Stored entries
▼

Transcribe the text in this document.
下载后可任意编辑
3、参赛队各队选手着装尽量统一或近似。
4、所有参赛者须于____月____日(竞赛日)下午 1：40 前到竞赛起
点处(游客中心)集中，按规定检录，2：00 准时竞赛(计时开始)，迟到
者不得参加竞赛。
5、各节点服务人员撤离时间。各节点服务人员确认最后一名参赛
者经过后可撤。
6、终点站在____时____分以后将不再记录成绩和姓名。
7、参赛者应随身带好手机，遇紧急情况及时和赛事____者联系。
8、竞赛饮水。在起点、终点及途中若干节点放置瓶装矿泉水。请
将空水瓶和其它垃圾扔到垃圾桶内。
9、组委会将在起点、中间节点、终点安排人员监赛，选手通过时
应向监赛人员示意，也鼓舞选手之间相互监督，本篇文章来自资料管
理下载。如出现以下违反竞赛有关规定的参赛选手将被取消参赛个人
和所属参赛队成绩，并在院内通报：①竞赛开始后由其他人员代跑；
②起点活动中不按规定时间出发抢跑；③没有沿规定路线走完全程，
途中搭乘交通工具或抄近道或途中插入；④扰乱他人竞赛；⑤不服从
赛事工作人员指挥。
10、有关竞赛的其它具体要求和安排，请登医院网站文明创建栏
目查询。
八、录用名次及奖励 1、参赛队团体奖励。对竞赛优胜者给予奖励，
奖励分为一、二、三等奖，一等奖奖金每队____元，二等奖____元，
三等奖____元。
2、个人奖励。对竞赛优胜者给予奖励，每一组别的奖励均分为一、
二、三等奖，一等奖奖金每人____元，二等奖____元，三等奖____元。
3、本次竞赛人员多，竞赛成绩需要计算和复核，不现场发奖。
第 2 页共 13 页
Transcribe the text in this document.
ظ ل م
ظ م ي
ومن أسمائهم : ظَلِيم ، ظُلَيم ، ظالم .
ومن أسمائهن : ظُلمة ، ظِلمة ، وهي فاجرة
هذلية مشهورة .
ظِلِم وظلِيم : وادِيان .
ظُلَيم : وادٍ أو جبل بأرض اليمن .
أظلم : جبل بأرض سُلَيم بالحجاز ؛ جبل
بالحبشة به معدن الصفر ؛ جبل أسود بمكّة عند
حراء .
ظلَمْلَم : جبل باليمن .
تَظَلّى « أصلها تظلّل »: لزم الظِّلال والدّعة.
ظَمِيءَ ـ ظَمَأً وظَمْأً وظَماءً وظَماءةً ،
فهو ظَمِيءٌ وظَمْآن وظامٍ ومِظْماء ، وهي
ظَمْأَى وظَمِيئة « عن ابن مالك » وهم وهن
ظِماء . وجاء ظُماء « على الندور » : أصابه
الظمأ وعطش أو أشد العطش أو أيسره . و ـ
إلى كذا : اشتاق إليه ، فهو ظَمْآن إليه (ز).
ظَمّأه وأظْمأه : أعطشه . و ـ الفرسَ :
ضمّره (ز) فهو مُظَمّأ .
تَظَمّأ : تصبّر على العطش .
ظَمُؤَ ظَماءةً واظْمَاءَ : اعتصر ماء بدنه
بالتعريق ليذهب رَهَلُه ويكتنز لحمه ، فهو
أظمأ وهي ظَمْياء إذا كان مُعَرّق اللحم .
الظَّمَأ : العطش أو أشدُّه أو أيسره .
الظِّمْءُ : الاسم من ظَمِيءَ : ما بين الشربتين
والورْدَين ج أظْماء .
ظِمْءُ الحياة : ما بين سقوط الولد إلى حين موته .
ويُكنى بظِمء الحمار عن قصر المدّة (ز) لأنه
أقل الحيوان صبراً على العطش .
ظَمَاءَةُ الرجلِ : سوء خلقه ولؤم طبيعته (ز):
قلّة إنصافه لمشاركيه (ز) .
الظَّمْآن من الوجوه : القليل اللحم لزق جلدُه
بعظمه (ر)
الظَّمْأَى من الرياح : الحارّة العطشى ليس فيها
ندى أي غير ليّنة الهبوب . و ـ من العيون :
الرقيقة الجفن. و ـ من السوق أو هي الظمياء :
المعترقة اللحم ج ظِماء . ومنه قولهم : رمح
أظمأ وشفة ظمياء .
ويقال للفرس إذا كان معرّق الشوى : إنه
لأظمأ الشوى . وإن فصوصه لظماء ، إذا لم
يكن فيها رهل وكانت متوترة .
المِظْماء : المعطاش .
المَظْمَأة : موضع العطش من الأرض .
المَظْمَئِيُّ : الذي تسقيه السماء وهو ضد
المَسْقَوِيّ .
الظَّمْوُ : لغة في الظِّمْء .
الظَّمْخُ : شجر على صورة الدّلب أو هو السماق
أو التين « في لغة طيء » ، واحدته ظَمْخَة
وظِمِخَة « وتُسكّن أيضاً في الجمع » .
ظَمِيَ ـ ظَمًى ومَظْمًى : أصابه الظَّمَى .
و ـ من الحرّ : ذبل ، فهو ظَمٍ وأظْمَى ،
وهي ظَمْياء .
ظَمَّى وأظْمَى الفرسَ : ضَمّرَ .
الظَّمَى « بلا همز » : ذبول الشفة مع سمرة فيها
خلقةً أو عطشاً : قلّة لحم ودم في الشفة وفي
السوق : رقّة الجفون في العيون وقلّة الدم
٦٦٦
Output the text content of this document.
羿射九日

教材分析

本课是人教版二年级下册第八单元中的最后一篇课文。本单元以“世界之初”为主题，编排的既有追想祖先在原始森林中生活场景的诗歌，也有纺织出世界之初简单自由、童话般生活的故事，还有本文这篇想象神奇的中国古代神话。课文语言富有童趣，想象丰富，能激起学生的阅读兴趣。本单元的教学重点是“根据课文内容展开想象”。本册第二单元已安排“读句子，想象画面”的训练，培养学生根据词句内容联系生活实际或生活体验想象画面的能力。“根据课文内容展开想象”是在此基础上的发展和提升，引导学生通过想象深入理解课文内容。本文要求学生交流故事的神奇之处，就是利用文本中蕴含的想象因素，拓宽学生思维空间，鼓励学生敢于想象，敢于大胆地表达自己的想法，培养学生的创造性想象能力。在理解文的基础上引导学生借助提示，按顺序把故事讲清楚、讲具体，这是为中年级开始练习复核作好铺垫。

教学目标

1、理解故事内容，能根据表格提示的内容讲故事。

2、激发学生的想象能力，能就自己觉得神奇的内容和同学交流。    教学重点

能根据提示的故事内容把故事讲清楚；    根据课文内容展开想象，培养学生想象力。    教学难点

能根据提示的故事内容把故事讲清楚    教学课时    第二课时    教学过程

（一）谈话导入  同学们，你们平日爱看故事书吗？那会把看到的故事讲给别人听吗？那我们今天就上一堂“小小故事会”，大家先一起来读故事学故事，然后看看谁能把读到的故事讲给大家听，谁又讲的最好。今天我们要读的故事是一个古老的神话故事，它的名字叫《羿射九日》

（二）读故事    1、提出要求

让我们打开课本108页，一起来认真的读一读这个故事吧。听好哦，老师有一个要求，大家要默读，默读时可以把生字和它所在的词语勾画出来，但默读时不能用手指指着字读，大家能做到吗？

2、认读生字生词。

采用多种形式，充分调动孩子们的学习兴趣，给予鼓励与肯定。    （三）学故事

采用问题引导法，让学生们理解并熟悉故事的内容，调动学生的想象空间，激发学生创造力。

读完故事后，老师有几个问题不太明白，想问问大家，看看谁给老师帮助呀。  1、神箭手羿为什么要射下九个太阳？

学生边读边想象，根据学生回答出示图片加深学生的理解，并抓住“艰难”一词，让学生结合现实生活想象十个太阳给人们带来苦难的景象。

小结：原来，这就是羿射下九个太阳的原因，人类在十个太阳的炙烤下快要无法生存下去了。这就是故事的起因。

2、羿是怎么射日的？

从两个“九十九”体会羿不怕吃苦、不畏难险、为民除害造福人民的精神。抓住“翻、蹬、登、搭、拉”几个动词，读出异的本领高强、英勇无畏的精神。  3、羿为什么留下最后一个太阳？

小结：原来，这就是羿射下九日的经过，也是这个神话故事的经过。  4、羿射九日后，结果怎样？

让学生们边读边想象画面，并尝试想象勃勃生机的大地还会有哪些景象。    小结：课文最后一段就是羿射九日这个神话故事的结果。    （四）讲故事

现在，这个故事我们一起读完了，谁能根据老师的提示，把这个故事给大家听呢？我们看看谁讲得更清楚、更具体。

▲

__Problem description__. Which lines include the word "السوق"? List them all.

__Full response__.
الرقيقة الجفن. و ـ من السوق أو هي الظمياء :
السوق : رقّة الجفون في العيون وقلّة الدم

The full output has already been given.